# YOUR TASK:
Nothing in the records may be left out or altered; reproduce them all exactly.

# INFORMATION SHOWN:
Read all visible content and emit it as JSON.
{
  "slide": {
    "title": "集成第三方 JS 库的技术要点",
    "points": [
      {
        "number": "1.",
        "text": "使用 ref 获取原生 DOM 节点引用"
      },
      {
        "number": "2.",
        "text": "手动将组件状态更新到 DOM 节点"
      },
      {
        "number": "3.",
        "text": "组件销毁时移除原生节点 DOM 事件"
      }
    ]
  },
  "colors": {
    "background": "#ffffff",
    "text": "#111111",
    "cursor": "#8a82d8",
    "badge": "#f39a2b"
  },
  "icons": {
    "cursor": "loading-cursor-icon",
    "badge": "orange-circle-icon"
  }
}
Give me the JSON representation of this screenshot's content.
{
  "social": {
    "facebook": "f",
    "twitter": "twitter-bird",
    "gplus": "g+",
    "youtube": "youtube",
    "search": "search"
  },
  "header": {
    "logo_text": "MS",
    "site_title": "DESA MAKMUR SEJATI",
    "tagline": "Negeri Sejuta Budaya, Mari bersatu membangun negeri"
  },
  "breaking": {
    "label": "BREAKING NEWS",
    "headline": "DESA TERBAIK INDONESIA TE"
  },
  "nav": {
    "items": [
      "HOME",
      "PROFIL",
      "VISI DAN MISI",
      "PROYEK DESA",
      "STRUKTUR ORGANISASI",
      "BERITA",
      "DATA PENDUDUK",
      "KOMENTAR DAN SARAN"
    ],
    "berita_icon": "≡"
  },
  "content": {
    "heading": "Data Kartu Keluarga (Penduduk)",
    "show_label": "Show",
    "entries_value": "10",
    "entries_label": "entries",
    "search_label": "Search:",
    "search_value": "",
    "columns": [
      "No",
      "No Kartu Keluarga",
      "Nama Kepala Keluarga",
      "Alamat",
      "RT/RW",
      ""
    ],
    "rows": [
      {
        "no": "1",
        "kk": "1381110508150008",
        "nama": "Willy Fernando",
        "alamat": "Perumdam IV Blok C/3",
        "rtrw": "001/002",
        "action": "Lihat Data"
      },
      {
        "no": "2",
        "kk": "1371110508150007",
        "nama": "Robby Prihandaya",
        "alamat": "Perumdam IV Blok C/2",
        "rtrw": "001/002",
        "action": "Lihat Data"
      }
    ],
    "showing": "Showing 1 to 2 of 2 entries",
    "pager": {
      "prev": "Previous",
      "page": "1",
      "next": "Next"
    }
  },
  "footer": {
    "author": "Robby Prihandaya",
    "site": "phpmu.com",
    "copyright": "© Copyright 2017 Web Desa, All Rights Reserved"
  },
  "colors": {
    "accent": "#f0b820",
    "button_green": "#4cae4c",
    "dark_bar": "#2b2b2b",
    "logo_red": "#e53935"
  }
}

# RESULT OF THIS TASK:
Read all visible content and emit it as JSON.
{
  "slide": {
    "title": "集成第三方 JS 库的技术要点",
    "points": [
      {
        "number": "1.",
        "text": "使用 ref 获取原生 DOM 节点引用"
      },
      {
        "number": "2.",
        "text": "手动将组件状态更新到 DOM 节点"
      },
      {
        "number": "3.",
        "text": "组件销毁时移除原生节点 DOM 事件"
      }
    ]
  },
  "colors": {
    "background": "#ffffff",
    "text": "#111111",
    "cursor": "#8a82d8",
    "badge": "#f39a2b"
  },
  "icons": {
    "cursor": "loading-cursor-icon",
    "badge": "orange-circle-icon"
  }
}
Give me the JSON representation of this screenshot's content.
{
  "social": {
    "facebook": "f",
    "twitter": "twitter-bird",
    "gplus": "g+",
    "youtube": "youtube",
    "search": "search"
  },
  "header": {
    "logo_text": "MS",
    "site_title": "DESA MAKMUR SEJATI",
    "tagline": "Negeri Sejuta Budaya, Mari bersatu membangun negeri"
  },
  "breaking": {
    "label": "BREAKING NEWS",
    "headline": "DESA TERBAIK INDONESIA TE"
  },
  "nav": {
    "items": [
      "HOME",
      "PROFIL",
      "VISI DAN MISI",
      "PROYEK DESA",
      "STRUKTUR ORGANISASI",
      "BERITA",
      "DATA PENDUDUK",
      "KOMENTAR DAN SARAN"
    ],
    "berita_icon": "≡"
  },
  "content": {
    "heading": "Data Kartu Keluarga (Penduduk)",
    "show_label": "Show",
    "entries_value": "10",
    "entries_label": "entries",
    "search_label": "Search:",
    "search_value": "",
    "columns": [
      "No",
      "No Kartu Keluarga",
      "Nama Kepala Keluarga",
      "Alamat",
      "RT/RW",
      ""
    ],
    "rows": [
      {
        "no": "1",
        "kk": "1381110508150008",
        "nama": "Willy Fernando",
        "alamat": "Perumdam IV Blok C/3",
        "rtrw": "001/002",
        "action": "Lihat Data"
      },
      {
        "no": "2",
        "kk": "1371110508150007",
        "nama": "Robby Prihandaya",
        "alamat": "Perumdam IV Blok C/2",
        "rtrw": "001/002",
        "action": "Lihat Data"
      }
    ],
    "showing": "Showing 1 to 2 of 2 entries",
    "pager": {
      "prev": "Previous",
      "page": "1",
      "next": "Next"
    }
  },
  "footer": {
    "author": "Robby Prihandaya",
    "site": "phpmu.com",
    "copyright": "© Copyright 2017 Web Desa, All Rights Reserved"
  },
  "colors": {
    "accent": "#f0b820",
    "button_green": "#4cae4c",
    "dark_bar": "#2b2b2b",
    "logo_red": "#e53935"
  }
}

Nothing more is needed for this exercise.